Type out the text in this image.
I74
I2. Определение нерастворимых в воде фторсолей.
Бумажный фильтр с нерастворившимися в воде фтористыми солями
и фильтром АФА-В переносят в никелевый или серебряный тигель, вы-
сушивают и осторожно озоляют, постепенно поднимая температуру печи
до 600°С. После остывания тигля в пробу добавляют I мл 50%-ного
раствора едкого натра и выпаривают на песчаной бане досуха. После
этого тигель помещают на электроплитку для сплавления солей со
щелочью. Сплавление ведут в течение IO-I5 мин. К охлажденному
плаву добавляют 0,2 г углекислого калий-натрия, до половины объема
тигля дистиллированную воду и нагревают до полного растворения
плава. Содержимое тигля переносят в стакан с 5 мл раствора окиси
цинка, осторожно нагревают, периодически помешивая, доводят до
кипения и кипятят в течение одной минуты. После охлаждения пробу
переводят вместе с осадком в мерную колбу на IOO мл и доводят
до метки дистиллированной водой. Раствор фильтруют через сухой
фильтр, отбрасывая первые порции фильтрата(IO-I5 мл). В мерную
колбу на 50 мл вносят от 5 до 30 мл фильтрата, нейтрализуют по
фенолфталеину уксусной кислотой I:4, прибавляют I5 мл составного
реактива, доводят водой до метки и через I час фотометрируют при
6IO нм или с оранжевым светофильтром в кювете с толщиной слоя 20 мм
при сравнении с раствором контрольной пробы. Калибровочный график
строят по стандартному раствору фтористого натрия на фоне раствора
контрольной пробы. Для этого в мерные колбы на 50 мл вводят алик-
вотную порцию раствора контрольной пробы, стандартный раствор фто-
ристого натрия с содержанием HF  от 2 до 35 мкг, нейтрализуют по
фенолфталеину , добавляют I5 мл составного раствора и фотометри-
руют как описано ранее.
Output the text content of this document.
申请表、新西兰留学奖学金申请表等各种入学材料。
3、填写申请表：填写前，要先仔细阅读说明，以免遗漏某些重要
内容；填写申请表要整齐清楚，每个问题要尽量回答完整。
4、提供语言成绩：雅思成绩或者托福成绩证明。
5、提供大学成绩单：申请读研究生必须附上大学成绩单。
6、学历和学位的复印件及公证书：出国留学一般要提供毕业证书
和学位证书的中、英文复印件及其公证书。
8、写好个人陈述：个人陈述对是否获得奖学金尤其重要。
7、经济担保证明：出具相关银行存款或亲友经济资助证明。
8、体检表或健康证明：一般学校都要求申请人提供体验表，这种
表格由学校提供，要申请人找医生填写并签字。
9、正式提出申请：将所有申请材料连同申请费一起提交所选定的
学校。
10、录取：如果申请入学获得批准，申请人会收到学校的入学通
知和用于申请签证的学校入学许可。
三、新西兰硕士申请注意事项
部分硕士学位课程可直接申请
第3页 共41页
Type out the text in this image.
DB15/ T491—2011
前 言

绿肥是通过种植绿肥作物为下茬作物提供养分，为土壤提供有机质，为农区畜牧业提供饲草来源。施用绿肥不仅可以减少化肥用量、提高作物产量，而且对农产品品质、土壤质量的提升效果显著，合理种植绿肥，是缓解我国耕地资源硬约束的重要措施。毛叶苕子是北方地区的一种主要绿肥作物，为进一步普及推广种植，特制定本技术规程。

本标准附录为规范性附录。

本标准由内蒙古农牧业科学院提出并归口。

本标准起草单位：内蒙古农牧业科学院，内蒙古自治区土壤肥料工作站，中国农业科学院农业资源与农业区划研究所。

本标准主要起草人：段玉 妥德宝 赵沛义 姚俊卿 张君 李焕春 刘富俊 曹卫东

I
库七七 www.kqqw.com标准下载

------------------------

# Aim of the task
Every line above should be written out again exactly as it stands.

# Response to the exercise
Type out the text in this image.
I74
I2. Определение нерастворимых в воде фторсолей.
Бумажный фильтр с нерастворившимися в воде фтористыми солями
и фильтром АФА-В переносят в никелевый или серебряный тигель, вы-
сушивают и осторожно озоляют, постепенно поднимая температуру печи
до 600°С. После остывания тигля в пробу добавляют I мл 50%-ного
раствора едкого натра и выпаривают на песчаной бане досуха. После
этого тигель помещают на электроплитку для сплавления солей со
щелочью. Сплавление ведут в течение IO-I5 мин. К охлажденному
плаву добавляют 0,2 г углекислого калий-натрия, до половины объема
тигля дистиллированную воду и нагревают до полного растворения
плава. Содержимое тигля переносят в стакан с 5 мл раствора окиси
цинка, осторожно нагревают, периодически помешивая, доводят до
кипения и кипятят в течение одной минуты. После охлаждения пробу
переводят вместе с осадком в мерную колбу на IOO мл и доводят
до метки дистиллированной водой. Раствор фильтруют через сухой
фильтр, отбрасывая первые порции фильтрата(IO-I5 мл). В мерную
колбу на 50 мл вносят от 5 до 30 мл фильтрата, нейтрализуют по
фенолфталеину уксусной кислотой I:4, прибавляют I5 мл составного
реактива, доводят водой до метки и через I час фотометрируют при
6IO нм или с оранжевым светофильтром в кювете с толщиной слоя 20 мм
при сравнении с раствором контрольной пробы. Калибровочный график
строят по стандартному раствору фтористого натрия на фоне раствора
контрольной пробы. Для этого в мерные колбы на 50 мл вводят алик-
вотную порцию раствора контрольной пробы, стандартный раствор фто-
ристого натрия с содержанием HF  от 2 до 35 мкг, нейтрализуют по
фенолфталеину , добавляют I5 мл составного раствора и фотометри-
руют как описано ранее.
Output the text content of this document.
申请表、新西兰留学奖学金申请表等各种入学材料。
3、填写申请表：填写前，要先仔细阅读说明，以免遗漏某些重要
内容；填写申请表要整齐清楚，每个问题要尽量回答完整。
4、提供语言成绩：雅思成绩或者托福成绩证明。
5、提供大学成绩单：申请读研究生必须附上大学成绩单。
6、学历和学位的复印件及公证书：出国留学一般要提供毕业证书
和学位证书的中、英文复印件及其公证书。
8、写好个人陈述：个人陈述对是否获得奖学金尤其重要。
7、经济担保证明：出具相关银行存款或亲友经济资助证明。
8、体检表或健康证明：一般学校都要求申请人提供体验表，这种
表格由学校提供，要申请人找医生填写并签字。
9、正式提出申请：将所有申请材料连同申请费一起提交所选定的
学校。
10、录取：如果申请入学获得批准，申请人会收到学校的入学通
知和用于申请签证的学校入学许可。
三、新西兰硕士申请注意事项
部分硕士学位课程可直接申请
第3页 共41页
Type out the text in this image.
DB15/ T491—2011
前 言

绿肥是通过种植绿肥作物为下茬作物提供养分，为土壤提供有机质，为农区畜牧业提供饲草来源。施用绿肥不仅可以减少化肥用量、提高作物产量，而且对农产品品质、土壤质量的提升效果显著，合理种植绿肥，是缓解我国耕地资源硬约束的重要措施。毛叶苕子是北方地区的一种主要绿肥作物，为进一步普及推广种植，特制定本技术规程。

本标准附录为规范性附录。

本标准由内蒙古农牧业科学院提出并归口。

本标准起草单位：内蒙古农牧业科学院，内蒙古自治区土壤肥料工作站，中国农业科学院农业资源与农业区划研究所。

本标准主要起草人：段玉 妥德宝 赵沛义 姚俊卿 张君 李焕春 刘富俊 曹卫东

I
库七七 www.kqqw.com标准下载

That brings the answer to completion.